TASK DETAILS:
Retype all of the data. Every line must match exactly.

Collected data entries
BEGIN

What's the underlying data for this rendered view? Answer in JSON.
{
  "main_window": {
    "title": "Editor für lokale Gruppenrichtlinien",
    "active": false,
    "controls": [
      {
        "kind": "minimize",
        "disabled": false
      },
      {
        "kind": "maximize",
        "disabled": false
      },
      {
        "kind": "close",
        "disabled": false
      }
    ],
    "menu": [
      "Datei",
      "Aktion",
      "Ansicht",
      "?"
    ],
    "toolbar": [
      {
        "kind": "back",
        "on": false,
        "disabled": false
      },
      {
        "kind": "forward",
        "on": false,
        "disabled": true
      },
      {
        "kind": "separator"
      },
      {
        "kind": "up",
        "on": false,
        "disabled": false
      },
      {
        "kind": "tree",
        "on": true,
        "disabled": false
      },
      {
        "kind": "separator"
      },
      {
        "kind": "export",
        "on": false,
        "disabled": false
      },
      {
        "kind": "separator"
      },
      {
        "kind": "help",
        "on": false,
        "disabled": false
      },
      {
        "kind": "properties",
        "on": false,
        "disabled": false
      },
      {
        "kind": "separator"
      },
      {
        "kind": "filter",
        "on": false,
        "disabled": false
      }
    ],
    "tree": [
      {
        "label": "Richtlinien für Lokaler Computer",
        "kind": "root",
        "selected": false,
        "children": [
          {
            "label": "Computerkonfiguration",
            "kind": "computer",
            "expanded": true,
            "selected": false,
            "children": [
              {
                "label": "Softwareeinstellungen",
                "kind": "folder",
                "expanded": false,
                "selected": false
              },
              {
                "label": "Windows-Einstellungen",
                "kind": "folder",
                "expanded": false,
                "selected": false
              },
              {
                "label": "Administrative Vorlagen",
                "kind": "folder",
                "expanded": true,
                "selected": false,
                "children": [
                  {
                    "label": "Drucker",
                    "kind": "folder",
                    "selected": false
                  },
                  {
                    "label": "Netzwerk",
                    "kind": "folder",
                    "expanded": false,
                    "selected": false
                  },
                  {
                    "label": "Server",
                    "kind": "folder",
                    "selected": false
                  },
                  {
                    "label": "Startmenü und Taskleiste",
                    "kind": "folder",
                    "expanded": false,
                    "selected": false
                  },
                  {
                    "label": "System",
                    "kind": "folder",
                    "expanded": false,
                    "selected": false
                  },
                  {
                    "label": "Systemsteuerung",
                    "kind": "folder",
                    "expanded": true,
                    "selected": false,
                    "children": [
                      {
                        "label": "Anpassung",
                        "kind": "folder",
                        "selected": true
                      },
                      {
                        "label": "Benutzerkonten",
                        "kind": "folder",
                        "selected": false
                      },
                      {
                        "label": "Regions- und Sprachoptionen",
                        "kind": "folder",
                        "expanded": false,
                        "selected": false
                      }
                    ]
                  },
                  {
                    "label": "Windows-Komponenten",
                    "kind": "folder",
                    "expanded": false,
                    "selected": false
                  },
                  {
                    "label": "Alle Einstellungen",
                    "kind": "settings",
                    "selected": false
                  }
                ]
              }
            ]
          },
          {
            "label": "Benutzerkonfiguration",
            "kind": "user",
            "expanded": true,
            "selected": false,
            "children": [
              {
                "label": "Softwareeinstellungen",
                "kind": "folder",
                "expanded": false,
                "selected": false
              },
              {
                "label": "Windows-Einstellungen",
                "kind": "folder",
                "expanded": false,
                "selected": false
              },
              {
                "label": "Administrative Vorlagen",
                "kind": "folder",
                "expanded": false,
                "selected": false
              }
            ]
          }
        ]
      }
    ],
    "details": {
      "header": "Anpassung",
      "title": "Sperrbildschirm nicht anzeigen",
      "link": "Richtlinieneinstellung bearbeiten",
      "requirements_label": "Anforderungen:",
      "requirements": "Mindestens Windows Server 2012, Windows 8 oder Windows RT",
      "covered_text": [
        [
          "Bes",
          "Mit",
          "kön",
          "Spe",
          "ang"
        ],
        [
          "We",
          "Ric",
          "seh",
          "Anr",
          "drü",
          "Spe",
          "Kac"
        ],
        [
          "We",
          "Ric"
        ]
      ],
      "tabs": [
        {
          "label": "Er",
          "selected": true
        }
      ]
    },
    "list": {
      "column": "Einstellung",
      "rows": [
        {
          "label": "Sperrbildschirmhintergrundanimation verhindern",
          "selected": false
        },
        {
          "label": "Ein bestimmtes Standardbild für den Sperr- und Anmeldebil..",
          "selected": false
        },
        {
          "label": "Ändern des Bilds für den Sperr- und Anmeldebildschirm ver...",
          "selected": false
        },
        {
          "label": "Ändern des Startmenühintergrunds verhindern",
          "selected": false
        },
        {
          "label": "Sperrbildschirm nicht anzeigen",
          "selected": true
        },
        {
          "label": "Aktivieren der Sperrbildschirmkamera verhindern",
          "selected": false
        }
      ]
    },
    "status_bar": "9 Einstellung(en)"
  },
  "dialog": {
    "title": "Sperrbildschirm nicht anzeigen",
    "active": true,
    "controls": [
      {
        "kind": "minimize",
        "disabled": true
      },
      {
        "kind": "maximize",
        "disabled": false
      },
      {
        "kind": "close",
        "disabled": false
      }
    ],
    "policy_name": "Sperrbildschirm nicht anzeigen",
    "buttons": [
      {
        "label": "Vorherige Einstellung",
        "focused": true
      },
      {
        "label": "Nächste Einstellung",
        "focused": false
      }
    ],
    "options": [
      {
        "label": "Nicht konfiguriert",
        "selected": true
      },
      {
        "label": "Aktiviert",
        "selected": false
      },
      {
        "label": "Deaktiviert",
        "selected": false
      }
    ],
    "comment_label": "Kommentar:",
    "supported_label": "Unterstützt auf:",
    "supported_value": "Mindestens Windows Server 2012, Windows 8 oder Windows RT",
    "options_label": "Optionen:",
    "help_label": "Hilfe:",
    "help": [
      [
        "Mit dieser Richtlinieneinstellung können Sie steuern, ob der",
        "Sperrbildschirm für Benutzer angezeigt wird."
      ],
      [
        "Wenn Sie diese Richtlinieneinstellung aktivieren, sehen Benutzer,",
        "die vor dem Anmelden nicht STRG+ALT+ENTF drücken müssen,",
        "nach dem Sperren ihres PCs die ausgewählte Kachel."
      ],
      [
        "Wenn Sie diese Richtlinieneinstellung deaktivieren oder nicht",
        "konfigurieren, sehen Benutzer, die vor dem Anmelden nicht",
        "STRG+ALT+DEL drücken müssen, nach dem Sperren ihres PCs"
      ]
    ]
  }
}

END

THE COMPLETED TASK:
What's the underlying data for this rendered view? Answer in JSON.
{
  "main_window": {
    "title": "Editor für lokale Gruppenrichtlinien",
    "active": false,
    "controls": [
      {
        "kind": "minimize",
        "disabled": false
      },
      {
        "kind": "maximize",
        "disabled": false
      },
      {
        "kind": "close",
        "disabled": false
      }
    ],
    "menu": [
      "Datei",
      "Aktion",
      "Ansicht",
      "?"
    ],
    "toolbar": [
      {
        "kind": "back",
        "on": false,
        "disabled": false
      },
      {
        "kind": "forward",
        "on": false,
        "disabled": true
      },
      {
        "kind": "separator"
      },
      {
        "kind": "up",
        "on": false,
        "disabled": false
      },
      {
        "kind": "tree",
        "on": true,
        "disabled": false
      },
      {
        "kind": "separator"
      },
      {
        "kind": "export",
        "on": false,
        "disabled": false
      },
      {
        "kind": "separator"
      },
      {
        "kind": "help",
        "on": false,
        "disabled": false
      },
      {
        "kind": "properties",
        "on": false,
        "disabled": false
      },
      {
        "kind": "separator"
      },
      {
        "kind": "filter",
        "on": false,
        "disabled": false
      }
    ],
    "tree": [
      {
        "label": "Richtlinien für Lokaler Computer",
        "kind": "root",
        "selected": false,
        "children": [
          {
            "label": "Computerkonfiguration",
            "kind": "computer",
            "expanded": true,
            "selected": false,
            "children": [
              {
                "label": "Softwareeinstellungen",
                "kind": "folder",
                "expanded": false,
                "selected": false
              },
              {
                "label": "Windows-Einstellungen",
                "kind": "folder",
                "expanded": false,
                "selected": false
              },
              {
                "label": "Administrative Vorlagen",
                "kind": "folder",
                "expanded": true,
                "selected": false,
                "children": [
                  {
                    "label": "Drucker",
                    "kind": "folder",
                    "selected": false
                  },
                  {
                    "label": "Netzwerk",
                    "kind": "folder",
                    "expanded": false,
                    "selected": false
                  },
                  {
                    "label": "Server",
                    "kind": "folder",
                    "selected": false
                  },
                  {
                    "label": "Startmenü und Taskleiste",
                    "kind": "folder",
                    "expanded": false,
                    "selected": false
                  },
                  {
                    "label": "System",
                    "kind": "folder",
                    "expanded": false,
                    "selected": false
                  },
                  {
                    "label": "Systemsteuerung",
                    "kind": "folder",
                    "expanded": true,
                    "selected": false,
                    "children": [
                      {
                        "label": "Anpassung",
                        "kind": "folder",
                        "selected": true
                      },
                      {
                        "label": "Benutzerkonten",
                        "kind": "folder",
                        "selected": false
                      },
                      {
                        "label": "Regions- und Sprachoptionen",
                        "kind": "folder",
                        "expanded": false,
                        "selected": false
                      }
                    ]
                  },
                  {
                    "label": "Windows-Komponenten",
                    "kind": "folder",
                    "expanded": false,
                    "selected": false
                  },
                  {
                    "label": "Alle Einstellungen",
                    "kind": "settings",
                    "selected": false
                  }
                ]
              }
            ]
          },
          {
            "label": "Benutzerkonfiguration",
            "kind": "user",
            "expanded": true,
            "selected": false,
            "children": [
              {
                "label": "Softwareeinstellungen",
                "kind": "folder",
                "expanded": false,
                "selected": false
              },
              {
                "label": "Windows-Einstellungen",
                "kind": "folder",
                "expanded": false,
                "selected": false
              },
              {
                "label": "Administrative Vorlagen",
                "kind": "folder",
                "expanded": false,
                "selected": false
              }
            ]
          }
        ]
      }
    ],
    "details": {
      "header": "Anpassung",
      "title": "Sperrbildschirm nicht anzeigen",
      "link": "Richtlinieneinstellung bearbeiten",
      "requirements_label": "Anforderungen:",
      "requirements": "Mindestens Windows Server 2012, Windows 8 oder Windows RT",
      "covered_text": [
        [
          "Bes",
          "Mit",
          "kön",
          "Spe",
          "ang"
        ],
        [
          "We",
          "Ric",
          "seh",
          "Anr",
          "drü",
          "Spe",
          "Kac"
        ],
        [
          "We",
          "Ric"
        ]
      ],
      "tabs": [
        {
          "label": "Er",
          "selected": true
        }
      ]
    },
    "list": {
      "column": "Einstellung",
      "rows": [
        {
          "label": "Sperrbildschirmhintergrundanimation verhindern",
          "selected": false
        },
        {
          "label": "Ein bestimmtes Standardbild für den Sperr- und Anmeldebil..",
          "selected": false
        },
        {
          "label": "Ändern des Bilds für den Sperr- und Anmeldebildschirm ver...",
          "selected": false
        },
        {
          "label": "Ändern des Startmenühintergrunds verhindern",
          "selected": false
        },
        {
          "label": "Sperrbildschirm nicht anzeigen",
          "selected": true
        },
        {
          "label": "Aktivieren der Sperrbildschirmkamera verhindern",
          "selected": false
        }
      ]
    },
    "status_bar": "9 Einstellung(en)"
  },
  "dialog": {
    "title": "Sperrbildschirm nicht anzeigen",
    "active": true,
    "controls": [
      {
        "kind": "minimize",
        "disabled": true
      },
      {
        "kind": "maximize",
        "disabled": false
      },
      {
        "kind": "close",
        "disabled": false
      }
    ],
    "policy_name": "Sperrbildschirm nicht anzeigen",
    "buttons": [
      {
        "label": "Vorherige Einstellung",
        "focused": true
      },
      {
        "label": "Nächste Einstellung",
        "focused": false
      }
    ],
    "options": [
      {
        "label": "Nicht konfiguriert",
        "selected": true
      },
      {
        "label": "Aktiviert",
        "selected": false
      },
      {
        "label": "Deaktiviert",
        "selected": false
      }
    ],
    "comment_label": "Kommentar:",
    "supported_label": "Unterstützt auf:",
    "supported_value": "Mindestens Windows Server 2012, Windows 8 oder Windows RT",
    "options_label": "Optionen:",
    "help_label": "Hilfe:",
    "help": [
      [
        "Mit dieser Richtlinieneinstellung können Sie steuern, ob der",
        "Sperrbildschirm für Benutzer angezeigt wird."
      ],
      [
        "Wenn Sie diese Richtlinieneinstellung aktivieren, sehen Benutzer,",
        "die vor dem Anmelden nicht STRG+ALT+ENTF drücken müssen,",
        "nach dem Sperren ihres PCs die ausgewählte Kachel."
      ],
      [
        "Wenn Sie diese Richtlinieneinstellung deaktivieren oder nicht",
        "konfigurieren, sehen Benutzer, die vor dem Anmelden nicht",
        "STRG+ALT+DEL drücken müssen, nach dem Sperren ihres PCs"
      ]
    ]
  }
}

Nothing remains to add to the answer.